── Stored records
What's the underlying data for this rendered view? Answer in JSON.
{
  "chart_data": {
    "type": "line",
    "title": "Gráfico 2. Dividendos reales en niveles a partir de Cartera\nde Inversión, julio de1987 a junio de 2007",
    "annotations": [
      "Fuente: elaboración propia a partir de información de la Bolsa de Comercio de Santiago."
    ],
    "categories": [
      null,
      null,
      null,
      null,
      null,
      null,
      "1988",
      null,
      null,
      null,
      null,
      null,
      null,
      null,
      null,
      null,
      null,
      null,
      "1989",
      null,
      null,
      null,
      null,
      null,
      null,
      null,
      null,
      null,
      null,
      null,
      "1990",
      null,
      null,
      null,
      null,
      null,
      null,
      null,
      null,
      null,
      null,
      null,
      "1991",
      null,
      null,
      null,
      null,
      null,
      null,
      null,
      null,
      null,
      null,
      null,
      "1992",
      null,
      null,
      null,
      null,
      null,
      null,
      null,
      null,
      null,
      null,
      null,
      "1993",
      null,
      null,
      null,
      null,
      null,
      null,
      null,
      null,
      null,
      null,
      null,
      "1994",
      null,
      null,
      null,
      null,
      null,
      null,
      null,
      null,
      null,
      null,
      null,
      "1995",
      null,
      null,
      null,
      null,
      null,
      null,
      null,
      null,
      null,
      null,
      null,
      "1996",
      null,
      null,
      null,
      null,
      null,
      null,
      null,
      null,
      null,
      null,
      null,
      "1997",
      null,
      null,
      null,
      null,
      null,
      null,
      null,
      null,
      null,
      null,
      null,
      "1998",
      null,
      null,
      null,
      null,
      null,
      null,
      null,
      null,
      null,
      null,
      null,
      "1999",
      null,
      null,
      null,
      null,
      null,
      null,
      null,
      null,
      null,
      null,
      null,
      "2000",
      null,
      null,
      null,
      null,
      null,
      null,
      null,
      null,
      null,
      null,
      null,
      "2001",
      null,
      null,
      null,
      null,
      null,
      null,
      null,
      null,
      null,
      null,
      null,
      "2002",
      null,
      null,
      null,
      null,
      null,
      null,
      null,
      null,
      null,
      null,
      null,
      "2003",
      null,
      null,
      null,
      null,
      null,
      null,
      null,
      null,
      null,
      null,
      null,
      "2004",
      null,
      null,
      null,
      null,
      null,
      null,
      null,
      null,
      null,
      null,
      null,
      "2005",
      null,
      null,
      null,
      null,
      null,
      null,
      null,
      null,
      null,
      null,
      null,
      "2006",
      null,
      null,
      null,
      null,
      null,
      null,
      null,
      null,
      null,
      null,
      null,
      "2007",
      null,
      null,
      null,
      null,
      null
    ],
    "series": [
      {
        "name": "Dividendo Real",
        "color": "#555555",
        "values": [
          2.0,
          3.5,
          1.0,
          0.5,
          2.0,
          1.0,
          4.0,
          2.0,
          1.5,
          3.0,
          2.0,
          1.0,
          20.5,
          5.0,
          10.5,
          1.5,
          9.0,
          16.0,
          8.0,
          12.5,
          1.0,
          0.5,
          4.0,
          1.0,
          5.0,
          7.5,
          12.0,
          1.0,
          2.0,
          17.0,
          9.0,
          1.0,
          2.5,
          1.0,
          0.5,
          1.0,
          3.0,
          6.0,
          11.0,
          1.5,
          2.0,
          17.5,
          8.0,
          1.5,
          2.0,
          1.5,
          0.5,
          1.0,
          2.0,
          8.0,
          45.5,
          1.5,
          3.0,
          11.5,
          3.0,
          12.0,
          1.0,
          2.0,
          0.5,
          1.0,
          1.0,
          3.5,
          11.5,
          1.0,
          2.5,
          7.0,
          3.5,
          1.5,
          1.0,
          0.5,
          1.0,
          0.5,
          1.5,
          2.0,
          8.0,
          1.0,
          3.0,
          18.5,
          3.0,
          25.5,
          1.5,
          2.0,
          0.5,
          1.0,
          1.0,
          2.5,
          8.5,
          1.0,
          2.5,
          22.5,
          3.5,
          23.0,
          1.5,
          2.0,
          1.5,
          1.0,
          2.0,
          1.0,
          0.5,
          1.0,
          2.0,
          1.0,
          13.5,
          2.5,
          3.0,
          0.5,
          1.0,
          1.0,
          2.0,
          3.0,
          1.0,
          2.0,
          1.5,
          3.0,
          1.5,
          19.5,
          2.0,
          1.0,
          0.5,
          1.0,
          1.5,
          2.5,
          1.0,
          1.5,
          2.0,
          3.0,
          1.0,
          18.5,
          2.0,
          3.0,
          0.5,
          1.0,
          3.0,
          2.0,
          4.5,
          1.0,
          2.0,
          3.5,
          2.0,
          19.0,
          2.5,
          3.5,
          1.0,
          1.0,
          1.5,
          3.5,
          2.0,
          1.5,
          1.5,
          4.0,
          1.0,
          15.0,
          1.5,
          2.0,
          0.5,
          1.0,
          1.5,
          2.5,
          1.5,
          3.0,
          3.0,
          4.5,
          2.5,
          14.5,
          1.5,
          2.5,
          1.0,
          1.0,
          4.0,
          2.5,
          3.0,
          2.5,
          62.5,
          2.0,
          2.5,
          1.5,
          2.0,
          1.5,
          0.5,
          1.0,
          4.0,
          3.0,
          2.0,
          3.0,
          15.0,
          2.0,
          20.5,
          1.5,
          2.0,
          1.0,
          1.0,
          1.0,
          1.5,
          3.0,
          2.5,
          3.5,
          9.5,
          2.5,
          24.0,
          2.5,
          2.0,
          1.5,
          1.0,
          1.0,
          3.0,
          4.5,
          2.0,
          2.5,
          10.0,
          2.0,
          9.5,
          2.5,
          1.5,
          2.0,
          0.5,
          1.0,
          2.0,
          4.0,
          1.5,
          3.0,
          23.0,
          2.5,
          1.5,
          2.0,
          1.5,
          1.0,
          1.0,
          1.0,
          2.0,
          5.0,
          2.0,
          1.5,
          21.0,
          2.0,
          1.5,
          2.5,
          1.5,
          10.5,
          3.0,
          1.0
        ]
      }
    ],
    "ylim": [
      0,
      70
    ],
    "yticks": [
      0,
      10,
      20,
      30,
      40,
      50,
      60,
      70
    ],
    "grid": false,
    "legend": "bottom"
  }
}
────
- **Exercise goal**: Copy out the whole listing, exactly as written.

- **Written solution**:
What's the underlying data for this rendered view? Answer in JSON.
{
  "chart_data": {
    "type": "line",
    "title": "Gráfico 2. Dividendos reales en niveles a partir de Cartera\nde Inversión, julio de1987 a junio de 2007",
    "annotations": [
      "Fuente: elaboración propia a partir de información de la Bolsa de Comercio de Santiago."
    ],
    "categories": [
      null,
      null,
      null,
      null,
      null,
      null,
      "1988",
      null,
      null,
      null,
      null,
      null,
      null,
      null,
      null,
      null,
      null,
      null,
      "1989",
      null,
      null,
      null,
      null,
      null,
      null,
      null,
      null,
      null,
      null,
      null,
      "1990",
      null,
      null,
      null,
      null,
      null,
      null,
      null,
      null,
      null,
      null,
      null,
      "1991",
      null,
      null,
      null,
      null,
      null,
      null,
      null,
      null,
      null,
      null,
      null,
      "1992",
      null,
      null,
      null,
      null,
      null,
      null,
      null,
      null,
      null,
      null,
      null,
      "1993",
      null,
      null,
      null,
      null,
      null,
      null,
      null,
      null,
      null,
      null,
      null,
      "1994",
      null,
      null,
      null,
      null,
      null,
      null,
      null,
      null,
      null,
      null,
      null,
      "1995",
      null,
      null,
      null,
      null,
      null,
      null,
      null,
      null,
      null,
      null,
      null,
      "1996",
      null,
      null,
      null,
      null,
      null,
      null,
      null,
      null,
      null,
      null,
      null,
      "1997",
      null,
      null,
      null,
      null,
      null,
      null,
      null,
      null,
      null,
      null,
      null,
      "1998",
      null,
      null,
      null,
      null,
      null,
      null,
      null,
      null,
      null,
      null,
      null,
      "1999",
      null,
      null,
      null,
      null,
      null,
      null,
      null,
      null,
      null,
      null,
      null,
      "2000",
      null,
      null,
      null,
      null,
      null,
      null,
      null,
      null,
      null,
      null,
      null,
      "2001",
      null,
      null,
      null,
      null,
      null,
      null,
      null,
      null,
      null,
      null,
      null,
      "2002",
      null,
      null,
      null,
      null,
      null,
      null,
      null,
      null,
      null,
      null,
      null,
      "2003",
      null,
      null,
      null,
      null,
      null,
      null,
      null,
      null,
      null,
      null,
      null,
      "2004",
      null,
      null,
      null,
      null,
      null,
      null,
      null,
      null,
      null,
      null,
      null,
      "2005",
      null,
      null,
      null,
      null,
      null,
      null,
      null,
      null,
      null,
      null,
      null,
      "2006",
      null,
      null,
      null,
      null,
      null,
      null,
      null,
      null,
      null,
      null,
      null,
      "2007",
      null,
      null,
      null,
      null,
      null
    ],
    "series": [
      {
        "name": "Dividendo Real",
        "color": "#555555",
        "values": [
          2.0,
          3.5,
          1.0,
          0.5,
          2.0,
          1.0,
          4.0,
          2.0,
          1.5,
          3.0,
          2.0,
          1.0,
          20.5,
          5.0,
          10.5,
          1.5,
          9.0,
          16.0,
          8.0,
          12.5,
          1.0,
          0.5,
          4.0,
          1.0,
          5.0,
          7.5,
          12.0,
          1.0,
          2.0,
          17.0,
          9.0,
          1.0,
          2.5,
          1.0,
          0.5,
          1.0,
          3.0,
          6.0,
          11.0,
          1.5,
          2.0,
          17.5,
          8.0,
          1.5,
          2.0,
          1.5,
          0.5,
          1.0,
          2.0,
          8.0,
          45.5,
          1.5,
          3.0,
          11.5,
          3.0,
          12.0,
          1.0,
          2.0,
          0.5,
          1.0,
          1.0,
          3.5,
          11.5,
          1.0,
          2.5,
          7.0,
          3.5,
          1.5,
          1.0,
          0.5,
          1.0,
          0.5,
          1.5,
          2.0,
          8.0,
          1.0,
          3.0,
          18.5,
          3.0,
          25.5,
          1.5,
          2.0,
          0.5,
          1.0,
          1.0,
          2.5,
          8.5,
          1.0,
          2.5,
          22.5,
          3.5,
          23.0,
          1.5,
          2.0,
          1.5,
          1.0,
          2.0,
          1.0,
          0.5,
          1.0,
          2.0,
          1.0,
          13.5,
          2.5,
          3.0,
          0.5,
          1.0,
          1.0,
          2.0,
          3.0,
          1.0,
          2.0,
          1.5,
          3.0,
          1.5,
          19.5,
          2.0,
          1.0,
          0.5,
          1.0,
          1.5,
          2.5,
          1.0,
          1.5,
          2.0,
          3.0,
          1.0,
          18.5,
          2.0,
          3.0,
          0.5,
          1.0,
          3.0,
          2.0,
          4.5,
          1.0,
          2.0,
          3.5,
          2.0,
          19.0,
          2.5,
          3.5,
          1.0,
          1.0,
          1.5,
          3.5,
          2.0,
          1.5,
          1.5,
          4.0,
          1.0,
          15.0,
          1.5,
          2.0,
          0.5,
          1.0,
          1.5,
          2.5,
          1.5,
          3.0,
          3.0,
          4.5,
          2.5,
          14.5,
          1.5,
          2.5,
          1.0,
          1.0,
          4.0,
          2.5,
          3.0,
          2.5,
          62.5,
          2.0,
          2.5,
          1.5,
          2.0,
          1.5,
          0.5,
          1.0,
          4.0,
          3.0,
          2.0,
          3.0,
          15.0,
          2.0,
          20.5,
          1.5,
          2.0,
          1.0,
          1.0,
          1.0,
          1.5,
          3.0,
          2.5,
          3.5,
          9.5,
          2.5,
          24.0,
          2.5,
          2.0,
          1.5,
          1.0,
          1.0,
          3.0,
          4.5,
          2.0,
          2.5,
          10.0,
          2.0,
          9.5,
          2.5,
          1.5,
          2.0,
          0.5,
          1.0,
          2.0,
          4.0,
          1.5,
          3.0,
          23.0,
          2.5,
          1.5,
          2.0,
          1.5,
          1.0,
          1.0,
          1.0,
          2.0,
          5.0,
          2.0,
          1.5,
          21.0,
          2.0,
          1.5,
          2.5,
          1.5,
          10.5,
          3.0,
          1.0
        ]
      }
    ],
    "ylim": [
      0,
      70
    ],
    "yticks": [
      0,
      10,
      20,
      30,
      40,
      50,
      60,
      70
    ],
    "grid": false,
    "legend": "bottom"
  }
}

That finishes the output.